╭─ Source
Movie You Looked Forward to Seeing, Then Was Totally Disappointed In? Spoilers Welcome

1492: Conquest of Paradise was pretty disappointing. Even though it was about true events, they chose a superficial and escapist way to present it, like a history lesson for junior high school kids. The whole thing also had a made-by-committee vibe which sucked out all the energy. It wasn’t even lousy enough to be memorably bad.

However, it didn’t have the thing that made me turn the movie off after 5 minutes - the most atrocious Southern accents I have ever heard out of any actors, ever.

This sums it up exactly how I felt about the movie. I realize now how special the first Star Wars trilogy was (especially the first movie) in developing my love for the movies. Seeing it through a kid’s eyes, it will probably always be my favorite movie for sentimental reasons. I looked forward to The Phantom Menace with more anticipation than any movie I can even think of right now as an adult.

What a turd of a movie.

My SO and best friend temporarily banned me from picking movies after I got them to see Curse of the Golden Flower in a theater.

Except the Dachshund. Best part of the movie.

I loved it-Hanks’ character really learned what he was all about, which is always a fascinating story to me. Why did you despise it?

This topic ostensibly requires you to have high expectations before going into the theatre, only to have them dashed against the rocks afterwards. Me, I honestly can’t think of any-I guess because I always go into a movie assuming it will suck, only to be pleasantly surprised when it doesn’t. Actually I go in without assuming anything at all; take the upcoming Hobbit film: while I will be looking forward to it in a sense, I have no prior illusions that it will be a timeless classic-but who knows it might turn out to be one anyway. Yes I know I’m weird.

What do your think he learned? I mean, other than how to catch a fish better or make a rope from palm fronds? He cried over a volleyball, fer chrissake. Sure, he survived, but I never saw any evidence of personal growth. At the end of the movie he was more or less wandering aimlessly, and it didn’t even show that he went after that artist chick.
╰─
╭─ Data extract
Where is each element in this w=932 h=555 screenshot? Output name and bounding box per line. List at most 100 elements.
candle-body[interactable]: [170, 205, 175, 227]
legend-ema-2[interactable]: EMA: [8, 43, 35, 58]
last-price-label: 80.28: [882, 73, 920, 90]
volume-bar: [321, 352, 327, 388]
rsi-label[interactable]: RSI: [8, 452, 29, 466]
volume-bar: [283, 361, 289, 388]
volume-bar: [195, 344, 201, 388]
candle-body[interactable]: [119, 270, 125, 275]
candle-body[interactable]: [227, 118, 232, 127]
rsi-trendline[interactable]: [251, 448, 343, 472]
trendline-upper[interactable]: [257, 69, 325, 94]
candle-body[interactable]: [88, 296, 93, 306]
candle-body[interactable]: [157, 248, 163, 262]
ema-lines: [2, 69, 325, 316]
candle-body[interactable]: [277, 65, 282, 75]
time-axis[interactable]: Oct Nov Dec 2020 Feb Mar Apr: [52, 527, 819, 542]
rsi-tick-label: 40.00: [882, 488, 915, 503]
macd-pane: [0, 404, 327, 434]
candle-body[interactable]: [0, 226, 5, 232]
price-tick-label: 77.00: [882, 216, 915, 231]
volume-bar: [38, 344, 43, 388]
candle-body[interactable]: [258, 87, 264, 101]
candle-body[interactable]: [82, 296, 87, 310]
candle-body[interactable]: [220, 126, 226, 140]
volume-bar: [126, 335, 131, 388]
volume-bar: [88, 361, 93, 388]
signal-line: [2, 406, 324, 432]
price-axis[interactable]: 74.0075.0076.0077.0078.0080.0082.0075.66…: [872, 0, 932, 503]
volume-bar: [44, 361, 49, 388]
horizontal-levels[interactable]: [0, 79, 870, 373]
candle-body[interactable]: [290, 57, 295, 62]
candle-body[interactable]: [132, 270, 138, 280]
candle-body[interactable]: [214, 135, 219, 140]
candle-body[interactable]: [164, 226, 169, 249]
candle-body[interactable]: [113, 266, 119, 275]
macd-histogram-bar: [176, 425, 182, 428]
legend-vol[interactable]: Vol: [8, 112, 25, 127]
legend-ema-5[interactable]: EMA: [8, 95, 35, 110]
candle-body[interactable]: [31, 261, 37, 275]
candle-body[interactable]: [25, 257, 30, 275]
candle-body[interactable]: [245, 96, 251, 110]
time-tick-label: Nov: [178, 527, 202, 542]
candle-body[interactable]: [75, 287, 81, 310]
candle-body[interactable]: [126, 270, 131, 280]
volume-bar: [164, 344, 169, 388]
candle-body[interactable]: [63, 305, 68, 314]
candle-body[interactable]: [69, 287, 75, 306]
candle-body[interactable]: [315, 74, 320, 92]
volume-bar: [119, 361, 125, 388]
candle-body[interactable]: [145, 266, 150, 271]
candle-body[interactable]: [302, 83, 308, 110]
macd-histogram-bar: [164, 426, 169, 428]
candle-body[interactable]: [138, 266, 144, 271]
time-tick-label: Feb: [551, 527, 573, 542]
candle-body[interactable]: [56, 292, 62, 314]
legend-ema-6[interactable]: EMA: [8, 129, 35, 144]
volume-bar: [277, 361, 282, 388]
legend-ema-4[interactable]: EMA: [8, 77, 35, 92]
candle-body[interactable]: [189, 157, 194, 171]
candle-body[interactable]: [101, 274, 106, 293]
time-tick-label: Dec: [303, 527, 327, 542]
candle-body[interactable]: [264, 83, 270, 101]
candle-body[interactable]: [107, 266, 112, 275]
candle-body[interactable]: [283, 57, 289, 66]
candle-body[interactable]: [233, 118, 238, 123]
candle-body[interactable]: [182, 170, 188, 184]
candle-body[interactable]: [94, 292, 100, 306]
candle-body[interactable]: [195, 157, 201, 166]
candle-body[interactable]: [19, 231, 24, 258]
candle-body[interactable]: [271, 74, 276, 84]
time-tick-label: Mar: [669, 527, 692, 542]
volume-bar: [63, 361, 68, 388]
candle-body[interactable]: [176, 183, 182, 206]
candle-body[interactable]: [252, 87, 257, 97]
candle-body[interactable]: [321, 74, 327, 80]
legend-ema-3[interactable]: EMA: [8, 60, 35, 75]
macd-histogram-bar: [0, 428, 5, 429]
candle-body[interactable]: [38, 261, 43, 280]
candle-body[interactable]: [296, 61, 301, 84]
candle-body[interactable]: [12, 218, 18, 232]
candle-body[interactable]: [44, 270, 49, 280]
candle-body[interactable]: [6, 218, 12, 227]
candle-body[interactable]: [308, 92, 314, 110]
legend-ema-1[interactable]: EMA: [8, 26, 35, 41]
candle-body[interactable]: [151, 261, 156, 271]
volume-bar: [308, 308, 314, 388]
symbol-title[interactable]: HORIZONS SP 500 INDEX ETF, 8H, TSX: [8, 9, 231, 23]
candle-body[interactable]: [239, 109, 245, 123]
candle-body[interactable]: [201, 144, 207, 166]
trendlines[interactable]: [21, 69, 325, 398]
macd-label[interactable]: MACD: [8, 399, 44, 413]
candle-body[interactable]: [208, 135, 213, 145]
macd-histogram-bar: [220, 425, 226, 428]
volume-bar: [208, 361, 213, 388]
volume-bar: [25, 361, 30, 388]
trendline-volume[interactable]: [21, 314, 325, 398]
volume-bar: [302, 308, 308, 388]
╰─
• **Instructions for the task**:
Write the next part of the forum thread about disappointing movies, picking up after its final post. The records were taken from a separate source.

• **The reply**:
Sadly, the one part I DO remember is where Johnny Depp’s character (can’t even remember who he was supposed to be) starts dancing to some ridiculous music at the end. Good grief, the twinges of embarrassment I got just watching were almost too much. Had that scene happened at the beginning of the movie, we would have definitely walked out.

I’m still upset we paid extra to watch that trite garbage in 3D.

We watched the Disney animated version three or four times in the month following, just to take the bad taste out. It is such a beautiful movie—wonderful music, animation, and the right amount of creepy vs. crazy—the Burton version is an absolute insult to this and the book. :mad:

Oh, god, that dance! I think I supressed the memory to protect myself. Yes, that was the nadir.

He seemed more humble, among other things. As someone said in another movie, he faced his death and came out the stronger for it. And the ending, while purposely ambiguous, almost certainly set up him to go back to the farm and give her the package (I mean he saved the bloody thing for 5+ years without opening it-he ain’t going to just shrug his shoulders and go home, curiosity being just one strong motivation).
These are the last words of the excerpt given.